--- WRITTEN REQUEST ---
Write out the material below again, unchanged.

________________________

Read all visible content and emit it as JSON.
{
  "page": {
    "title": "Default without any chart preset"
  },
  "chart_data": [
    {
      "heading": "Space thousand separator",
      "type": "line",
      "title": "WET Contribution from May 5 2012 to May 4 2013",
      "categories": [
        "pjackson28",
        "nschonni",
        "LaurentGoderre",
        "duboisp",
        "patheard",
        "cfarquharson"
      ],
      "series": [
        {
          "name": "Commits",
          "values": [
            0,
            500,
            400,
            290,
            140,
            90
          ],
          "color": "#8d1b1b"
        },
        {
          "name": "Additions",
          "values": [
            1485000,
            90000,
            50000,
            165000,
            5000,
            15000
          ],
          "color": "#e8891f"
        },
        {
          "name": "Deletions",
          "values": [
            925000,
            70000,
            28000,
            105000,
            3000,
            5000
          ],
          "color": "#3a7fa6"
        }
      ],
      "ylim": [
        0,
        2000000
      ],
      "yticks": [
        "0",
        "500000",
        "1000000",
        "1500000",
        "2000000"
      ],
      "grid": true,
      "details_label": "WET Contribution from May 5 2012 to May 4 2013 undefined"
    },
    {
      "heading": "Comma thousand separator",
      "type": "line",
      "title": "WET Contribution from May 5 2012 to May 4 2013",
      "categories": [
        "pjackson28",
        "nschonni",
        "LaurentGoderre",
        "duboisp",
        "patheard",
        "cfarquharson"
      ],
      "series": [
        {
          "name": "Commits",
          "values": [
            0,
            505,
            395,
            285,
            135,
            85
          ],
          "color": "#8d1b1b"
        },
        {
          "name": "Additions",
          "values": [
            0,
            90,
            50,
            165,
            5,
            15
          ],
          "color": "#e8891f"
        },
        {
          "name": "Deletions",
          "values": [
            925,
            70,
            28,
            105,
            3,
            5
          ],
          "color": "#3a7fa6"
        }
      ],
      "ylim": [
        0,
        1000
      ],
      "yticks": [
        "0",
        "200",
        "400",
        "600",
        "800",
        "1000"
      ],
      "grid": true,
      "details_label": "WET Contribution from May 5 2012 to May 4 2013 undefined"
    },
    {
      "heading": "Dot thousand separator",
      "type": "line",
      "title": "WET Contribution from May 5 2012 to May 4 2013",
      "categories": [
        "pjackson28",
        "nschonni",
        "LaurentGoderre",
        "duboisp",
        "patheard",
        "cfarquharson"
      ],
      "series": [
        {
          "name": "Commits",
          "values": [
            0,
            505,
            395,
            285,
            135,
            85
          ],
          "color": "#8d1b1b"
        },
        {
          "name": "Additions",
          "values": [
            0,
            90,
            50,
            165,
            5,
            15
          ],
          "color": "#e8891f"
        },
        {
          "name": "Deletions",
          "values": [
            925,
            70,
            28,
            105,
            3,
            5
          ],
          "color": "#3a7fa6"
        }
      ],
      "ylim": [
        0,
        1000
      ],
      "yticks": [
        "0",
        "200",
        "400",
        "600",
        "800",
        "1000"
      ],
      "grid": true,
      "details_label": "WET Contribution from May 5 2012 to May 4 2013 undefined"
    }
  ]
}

________________________

--- THE ANSWER ---
Read all visible content and emit it as JSON.
{
  "page": {
    "title": "Default without any chart preset"
  },
  "chart_data": [
    {
      "heading": "Space thousand separator",
      "type": "line",
      "title": "WET Contribution from May 5 2012 to May 4 2013",
      "categories": [
        "pjackson28",
        "nschonni",
        "LaurentGoderre",
        "duboisp",
        "patheard",
        "cfarquharson"
      ],
      "series": [
        {
          "name": "Commits",
          "values": [
            0,
            500,
            400,
            290,
            140,
            90
          ],
          "color": "#8d1b1b"
        },
        {
          "name": "Additions",
          "values": [
            1485000,
            90000,
            50000,
            165000,
            5000,
            15000
          ],
          "color": "#e8891f"
        },
        {
          "name": "Deletions",
          "values": [
            925000,
            70000,
            28000,
            105000,
            3000,
            5000
          ],
          "color": "#3a7fa6"
        }
      ],
      "ylim": [
        0,
        2000000
      ],
      "yticks": [
        "0",
        "500000",
        "1000000",
        "1500000",
        "2000000"
      ],
      "grid": true,
      "details_label": "WET Contribution from May 5 2012 to May 4 2013 undefined"
    },
    {
      "heading": "Comma thousand separator",
      "type": "line",
      "title": "WET Contribution from May 5 2012 to May 4 2013",
      "categories": [
        "pjackson28",
        "nschonni",
        "LaurentGoderre",
        "duboisp",
        "patheard",
        "cfarquharson"
      ],
      "series": [
        {
          "name": "Commits",
          "values": [
            0,
            505,
            395,
            285,
            135,
            85
          ],
          "color": "#8d1b1b"
        },
        {
          "name": "Additions",
          "values": [
            0,
            90,
            50,
            165,
            5,
            15
          ],
          "color": "#e8891f"
        },
        {
          "name": "Deletions",
          "values": [
            925,
            70,
            28,
            105,
            3,
            5
          ],
          "color": "#3a7fa6"
        }
      ],
      "ylim": [
        0,
        1000
      ],
      "yticks": [
        "0",
        "200",
        "400",
        "600",
        "800",
        "1000"
      ],
      "grid": true,
      "details_label": "WET Contribution from May 5 2012 to May 4 2013 undefined"
    },
    {
      "heading": "Dot thousand separator",
      "type": "line",
      "title": "WET Contribution from May 5 2012 to May 4 2013",
      "categories": [
        "pjackson28",
        "nschonni",
        "LaurentGoderre",
        "duboisp",
        "patheard",
        "cfarquharson"
      ],
      "series": [
        {
          "name": "Commits",
          "values": [
            0,
            505,
            395,
            285,
            135,
            85
          ],
          "color": "#8d1b1b"
        },
        {
          "name": "Additions",
          "values": [
            0,
            90,
            50,
            165,
            5,
            15
          ],
          "color": "#e8891f"
        },
        {
          "name": "Deletions",
          "values": [
            925,
            70,
            28,
            105,
            3,
            5
          ],
          "color": "#3a7fa6"
        }
      ],
      "ylim": [
        0,
        1000
      ],
      "yticks": [
        "0",
        "200",
        "400",
        "600",
        "800",
        "1000"
      ],
      "grid": true,
      "details_label": "WET Contribution from May 5 2012 to May 4 2013 undefined"
    }
  ]
}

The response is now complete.